- [What the task requires]: List all lines of the data containing the word "this".

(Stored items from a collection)
┌──

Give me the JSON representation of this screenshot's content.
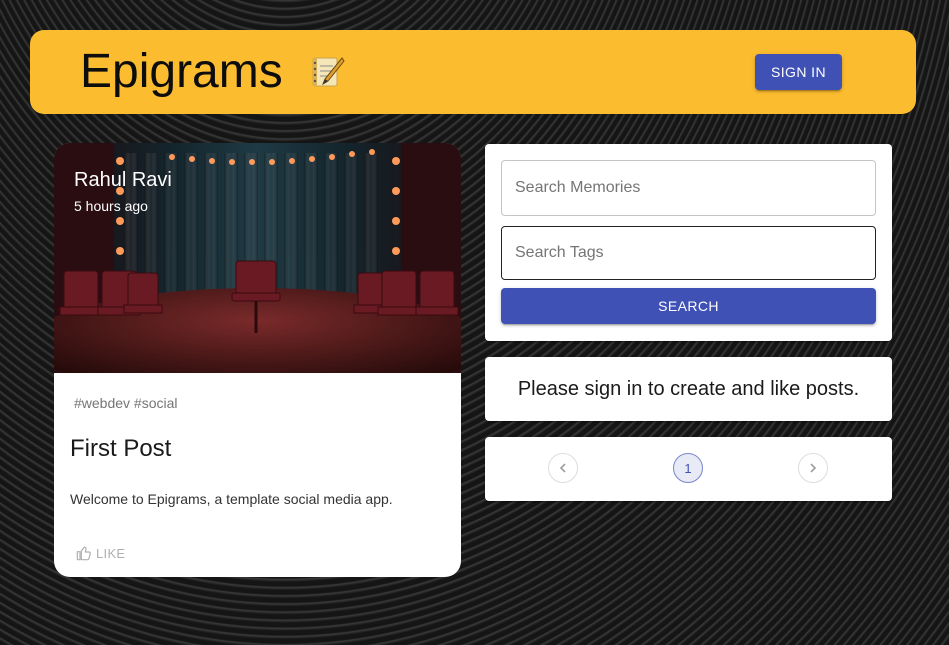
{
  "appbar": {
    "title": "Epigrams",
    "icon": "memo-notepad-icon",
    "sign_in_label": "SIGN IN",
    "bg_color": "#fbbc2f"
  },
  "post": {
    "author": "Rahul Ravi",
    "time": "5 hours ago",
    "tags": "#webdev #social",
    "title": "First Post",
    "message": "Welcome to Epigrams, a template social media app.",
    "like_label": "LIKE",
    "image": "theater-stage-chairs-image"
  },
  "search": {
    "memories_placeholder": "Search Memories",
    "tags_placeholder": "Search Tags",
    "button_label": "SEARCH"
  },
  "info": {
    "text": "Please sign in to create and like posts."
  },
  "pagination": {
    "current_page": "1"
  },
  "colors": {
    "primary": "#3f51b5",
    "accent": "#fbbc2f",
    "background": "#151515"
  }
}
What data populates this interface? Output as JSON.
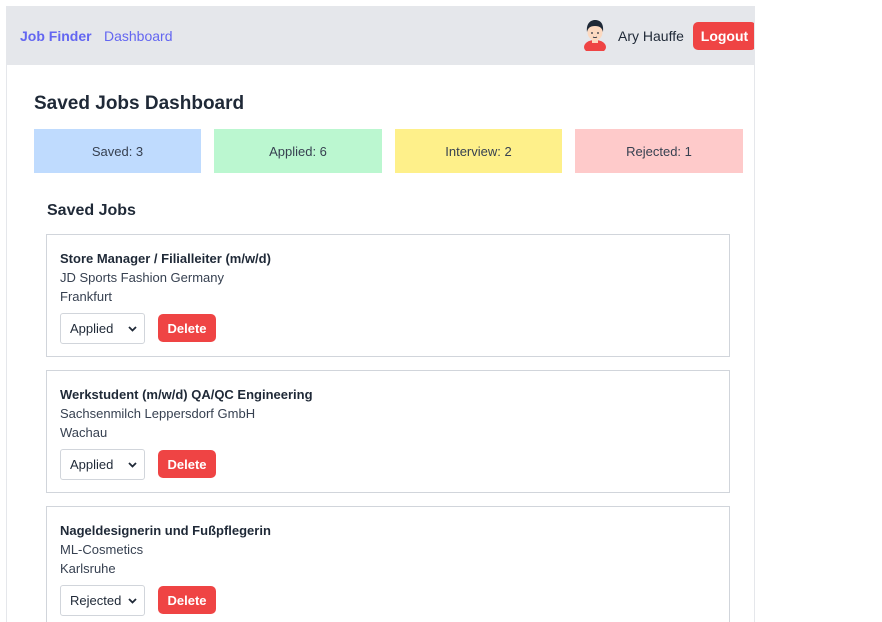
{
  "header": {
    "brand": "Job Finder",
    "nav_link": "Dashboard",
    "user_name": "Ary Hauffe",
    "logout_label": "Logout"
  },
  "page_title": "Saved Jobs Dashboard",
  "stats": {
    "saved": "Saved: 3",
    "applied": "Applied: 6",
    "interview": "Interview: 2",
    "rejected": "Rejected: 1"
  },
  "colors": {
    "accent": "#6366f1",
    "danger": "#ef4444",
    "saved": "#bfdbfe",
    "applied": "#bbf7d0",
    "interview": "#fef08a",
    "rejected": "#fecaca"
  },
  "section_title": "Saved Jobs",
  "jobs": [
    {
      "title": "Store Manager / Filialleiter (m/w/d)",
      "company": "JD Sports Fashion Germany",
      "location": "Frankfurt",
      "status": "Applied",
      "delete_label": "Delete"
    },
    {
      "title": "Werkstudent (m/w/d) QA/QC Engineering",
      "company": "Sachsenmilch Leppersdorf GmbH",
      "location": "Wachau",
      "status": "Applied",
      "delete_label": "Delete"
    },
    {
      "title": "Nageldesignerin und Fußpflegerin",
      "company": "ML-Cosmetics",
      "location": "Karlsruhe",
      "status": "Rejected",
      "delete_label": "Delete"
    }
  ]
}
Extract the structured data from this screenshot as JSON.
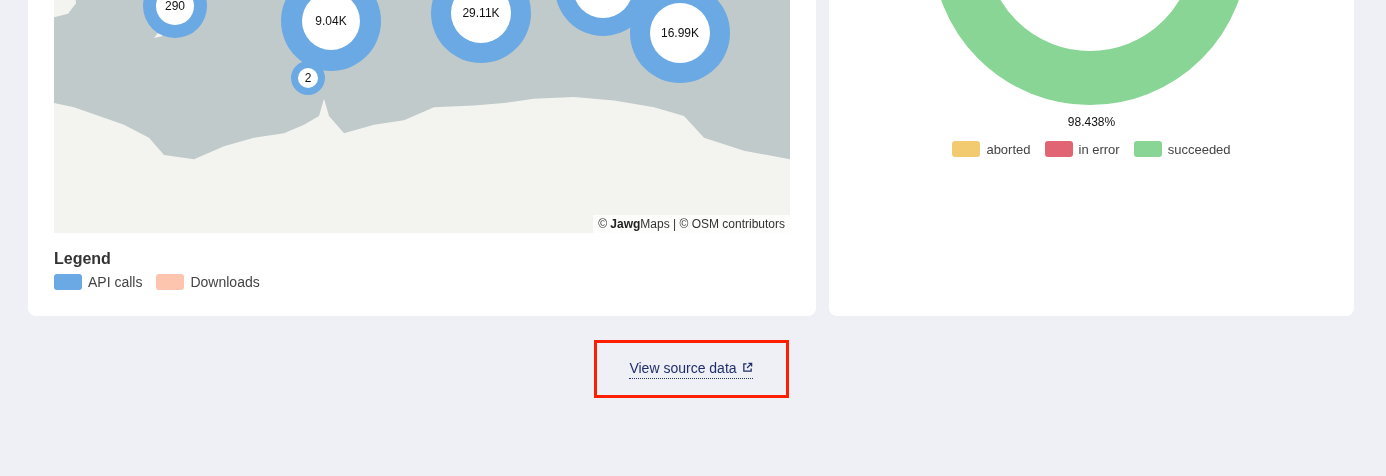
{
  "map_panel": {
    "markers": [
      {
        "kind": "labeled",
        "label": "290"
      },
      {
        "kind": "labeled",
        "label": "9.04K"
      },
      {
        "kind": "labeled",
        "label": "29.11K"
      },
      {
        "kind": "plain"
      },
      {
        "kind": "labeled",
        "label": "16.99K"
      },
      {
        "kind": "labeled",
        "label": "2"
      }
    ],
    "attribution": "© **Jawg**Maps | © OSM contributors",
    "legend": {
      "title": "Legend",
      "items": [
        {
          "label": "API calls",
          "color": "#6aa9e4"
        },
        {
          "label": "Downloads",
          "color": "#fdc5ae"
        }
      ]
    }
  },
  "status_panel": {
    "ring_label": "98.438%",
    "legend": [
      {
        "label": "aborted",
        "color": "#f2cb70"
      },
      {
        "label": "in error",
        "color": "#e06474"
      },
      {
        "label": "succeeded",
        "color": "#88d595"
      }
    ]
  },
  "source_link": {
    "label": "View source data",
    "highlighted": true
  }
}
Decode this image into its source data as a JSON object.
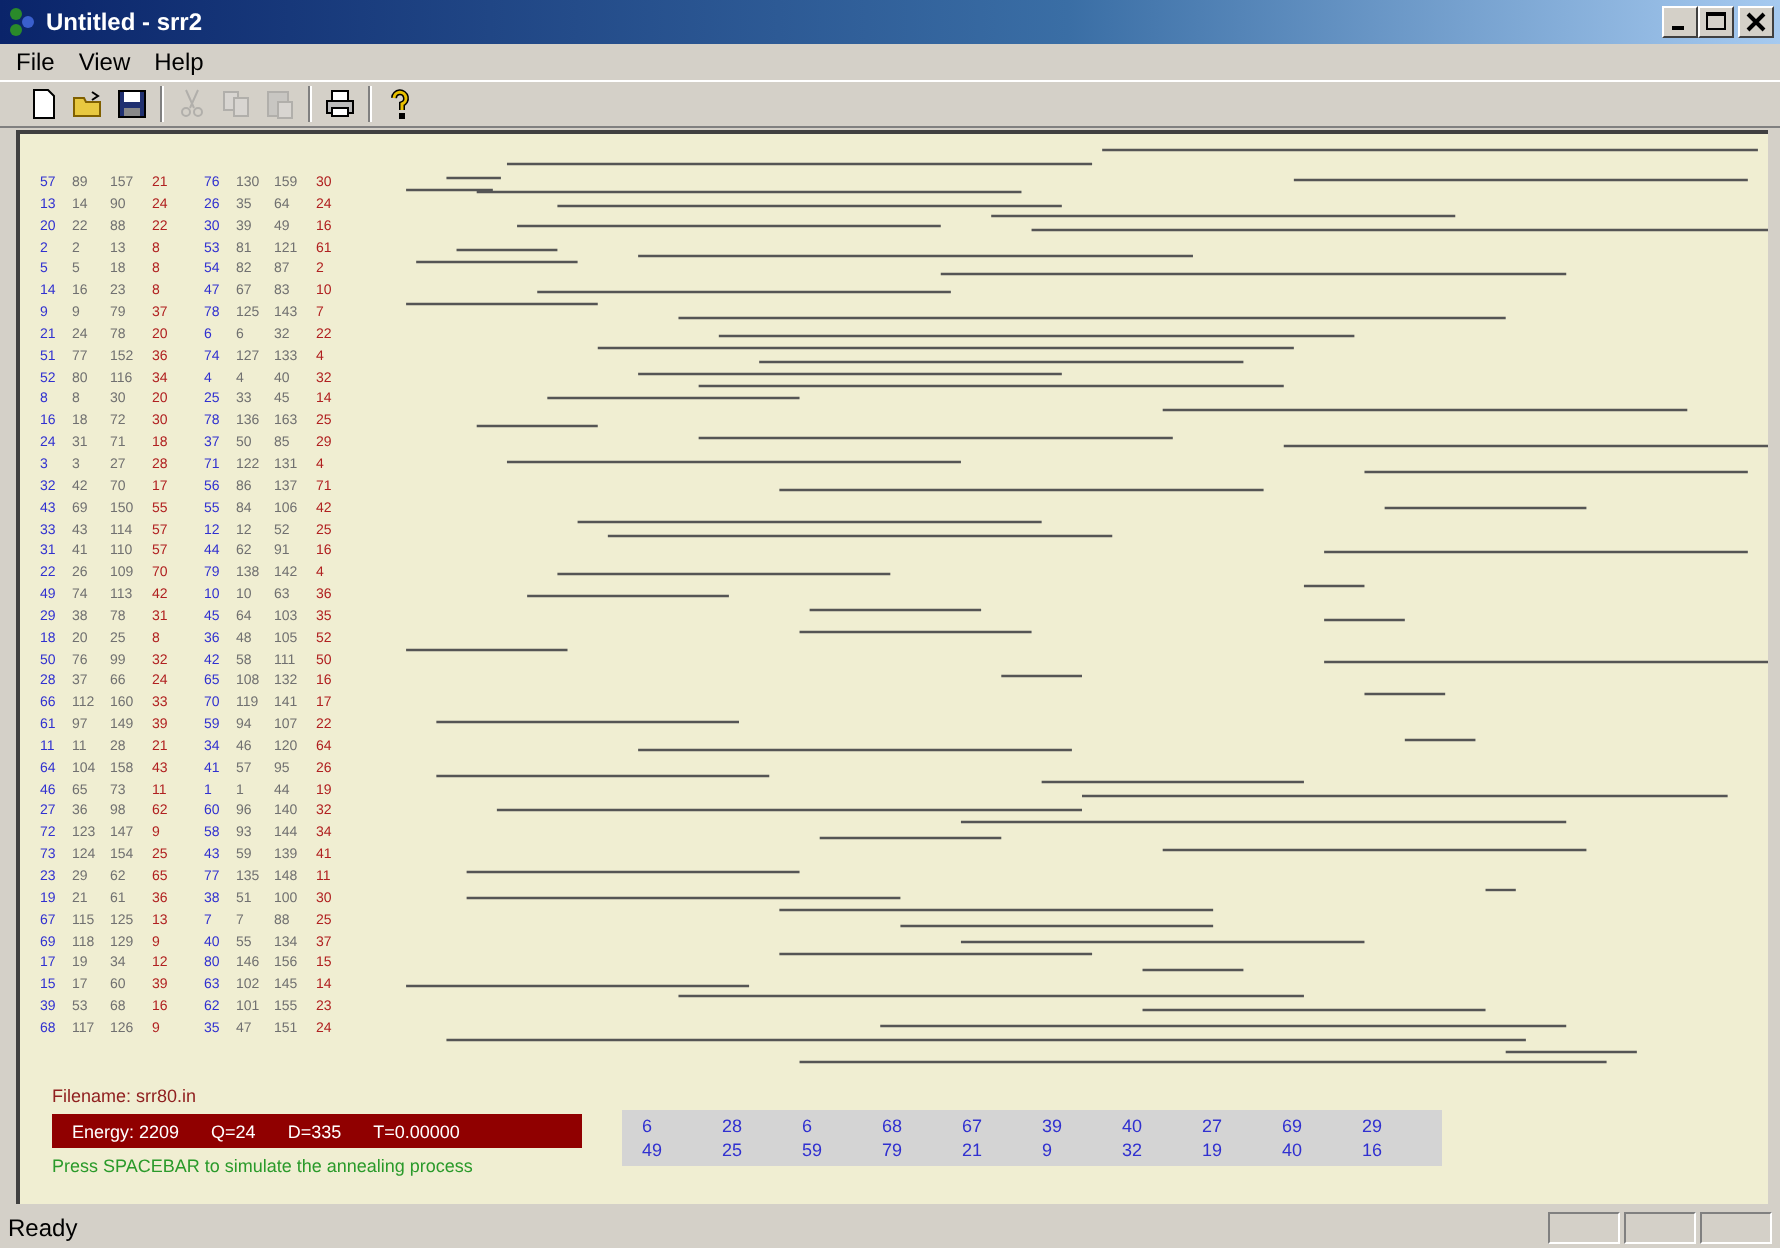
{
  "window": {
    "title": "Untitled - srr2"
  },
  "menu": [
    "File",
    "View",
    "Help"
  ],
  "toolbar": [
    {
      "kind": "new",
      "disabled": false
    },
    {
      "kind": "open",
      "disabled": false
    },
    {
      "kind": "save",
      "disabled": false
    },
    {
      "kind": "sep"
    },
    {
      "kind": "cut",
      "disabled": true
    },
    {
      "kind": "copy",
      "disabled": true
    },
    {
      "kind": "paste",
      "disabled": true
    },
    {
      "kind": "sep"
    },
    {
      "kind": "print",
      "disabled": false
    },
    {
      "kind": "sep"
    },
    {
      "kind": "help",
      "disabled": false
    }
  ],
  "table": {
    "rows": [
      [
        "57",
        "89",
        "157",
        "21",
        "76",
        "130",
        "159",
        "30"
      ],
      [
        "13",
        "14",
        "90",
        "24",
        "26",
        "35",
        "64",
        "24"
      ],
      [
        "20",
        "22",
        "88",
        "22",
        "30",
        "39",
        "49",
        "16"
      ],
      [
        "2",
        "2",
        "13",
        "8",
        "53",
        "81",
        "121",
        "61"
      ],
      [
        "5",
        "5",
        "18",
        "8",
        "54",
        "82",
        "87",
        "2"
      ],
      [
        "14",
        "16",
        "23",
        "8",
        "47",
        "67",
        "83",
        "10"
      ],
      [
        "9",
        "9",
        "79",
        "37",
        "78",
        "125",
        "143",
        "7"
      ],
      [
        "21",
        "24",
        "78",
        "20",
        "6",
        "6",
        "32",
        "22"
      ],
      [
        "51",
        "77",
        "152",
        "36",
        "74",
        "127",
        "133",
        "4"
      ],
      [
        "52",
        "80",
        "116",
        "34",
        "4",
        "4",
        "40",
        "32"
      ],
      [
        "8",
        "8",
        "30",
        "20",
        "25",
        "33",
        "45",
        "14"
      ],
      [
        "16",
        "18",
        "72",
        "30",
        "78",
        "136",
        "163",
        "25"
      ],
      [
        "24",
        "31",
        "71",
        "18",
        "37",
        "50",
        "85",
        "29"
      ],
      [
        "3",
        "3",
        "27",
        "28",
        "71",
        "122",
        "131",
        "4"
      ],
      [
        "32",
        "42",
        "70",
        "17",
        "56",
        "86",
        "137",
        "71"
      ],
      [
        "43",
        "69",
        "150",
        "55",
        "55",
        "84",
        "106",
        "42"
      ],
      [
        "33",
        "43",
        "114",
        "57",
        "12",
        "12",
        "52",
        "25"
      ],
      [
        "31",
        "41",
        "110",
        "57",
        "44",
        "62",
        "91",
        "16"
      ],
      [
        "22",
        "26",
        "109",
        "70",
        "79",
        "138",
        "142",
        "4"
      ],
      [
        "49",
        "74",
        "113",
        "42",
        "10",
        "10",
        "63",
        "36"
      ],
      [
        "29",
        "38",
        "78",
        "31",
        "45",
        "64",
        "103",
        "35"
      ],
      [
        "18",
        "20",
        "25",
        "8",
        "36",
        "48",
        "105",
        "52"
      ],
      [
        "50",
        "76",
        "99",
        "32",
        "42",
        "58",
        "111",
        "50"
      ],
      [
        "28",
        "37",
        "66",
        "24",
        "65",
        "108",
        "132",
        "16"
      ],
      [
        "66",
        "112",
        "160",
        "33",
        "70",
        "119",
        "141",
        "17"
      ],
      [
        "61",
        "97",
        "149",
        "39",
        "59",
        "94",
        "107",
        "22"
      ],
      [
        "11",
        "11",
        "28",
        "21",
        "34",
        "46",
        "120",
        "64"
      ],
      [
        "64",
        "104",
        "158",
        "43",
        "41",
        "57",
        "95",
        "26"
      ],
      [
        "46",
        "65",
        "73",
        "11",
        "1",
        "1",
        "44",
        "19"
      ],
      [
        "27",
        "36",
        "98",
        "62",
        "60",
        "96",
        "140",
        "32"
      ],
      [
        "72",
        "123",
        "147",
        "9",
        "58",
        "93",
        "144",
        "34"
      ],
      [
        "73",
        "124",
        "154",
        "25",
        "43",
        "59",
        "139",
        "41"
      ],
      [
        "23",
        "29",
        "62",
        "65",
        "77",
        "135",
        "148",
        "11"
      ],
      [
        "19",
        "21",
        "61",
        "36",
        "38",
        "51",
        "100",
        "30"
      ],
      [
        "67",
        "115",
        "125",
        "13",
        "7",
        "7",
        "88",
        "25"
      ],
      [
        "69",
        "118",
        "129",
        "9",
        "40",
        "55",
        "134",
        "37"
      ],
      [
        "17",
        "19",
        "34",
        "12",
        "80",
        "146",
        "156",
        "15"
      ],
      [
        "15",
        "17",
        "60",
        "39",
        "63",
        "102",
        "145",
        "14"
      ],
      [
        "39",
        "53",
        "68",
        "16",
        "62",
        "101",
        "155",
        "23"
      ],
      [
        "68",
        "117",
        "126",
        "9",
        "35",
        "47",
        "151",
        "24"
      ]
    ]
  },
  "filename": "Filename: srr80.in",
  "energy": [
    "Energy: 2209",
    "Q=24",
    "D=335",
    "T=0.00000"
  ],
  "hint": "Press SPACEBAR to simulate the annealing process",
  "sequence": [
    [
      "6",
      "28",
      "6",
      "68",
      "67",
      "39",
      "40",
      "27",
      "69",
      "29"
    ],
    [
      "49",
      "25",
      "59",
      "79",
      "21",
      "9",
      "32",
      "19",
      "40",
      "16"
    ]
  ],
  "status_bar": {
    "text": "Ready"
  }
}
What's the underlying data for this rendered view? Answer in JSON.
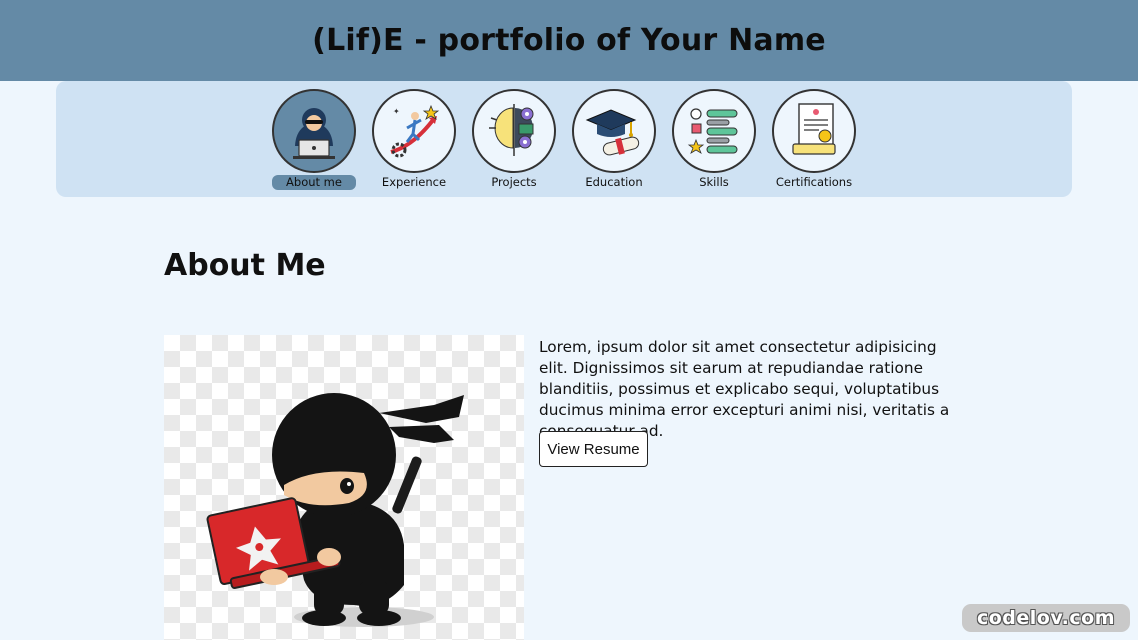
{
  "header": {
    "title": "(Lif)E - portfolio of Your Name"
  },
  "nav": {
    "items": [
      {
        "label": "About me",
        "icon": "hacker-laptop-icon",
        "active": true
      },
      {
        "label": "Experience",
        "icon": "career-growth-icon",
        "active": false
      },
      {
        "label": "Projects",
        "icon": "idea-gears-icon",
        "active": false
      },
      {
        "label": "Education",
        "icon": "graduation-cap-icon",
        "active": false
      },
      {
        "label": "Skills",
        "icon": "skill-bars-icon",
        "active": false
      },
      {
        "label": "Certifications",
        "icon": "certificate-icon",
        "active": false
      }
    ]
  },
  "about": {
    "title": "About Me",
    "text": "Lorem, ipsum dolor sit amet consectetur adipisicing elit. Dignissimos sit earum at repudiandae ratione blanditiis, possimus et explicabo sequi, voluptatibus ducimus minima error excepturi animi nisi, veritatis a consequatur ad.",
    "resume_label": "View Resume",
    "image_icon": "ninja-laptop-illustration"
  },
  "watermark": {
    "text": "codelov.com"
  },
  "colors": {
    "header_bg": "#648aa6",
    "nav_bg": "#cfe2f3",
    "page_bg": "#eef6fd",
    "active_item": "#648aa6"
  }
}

└──

- [Solved problem]:
Give me the JSON representation of this screenshot's content.
What data populates this interface? Output as JSON.
Extract the structured data from this screenshot as JSON.
Decode this image into its source data as a JSON object.
What's the underlying data for this rendered view? Answer in JSON.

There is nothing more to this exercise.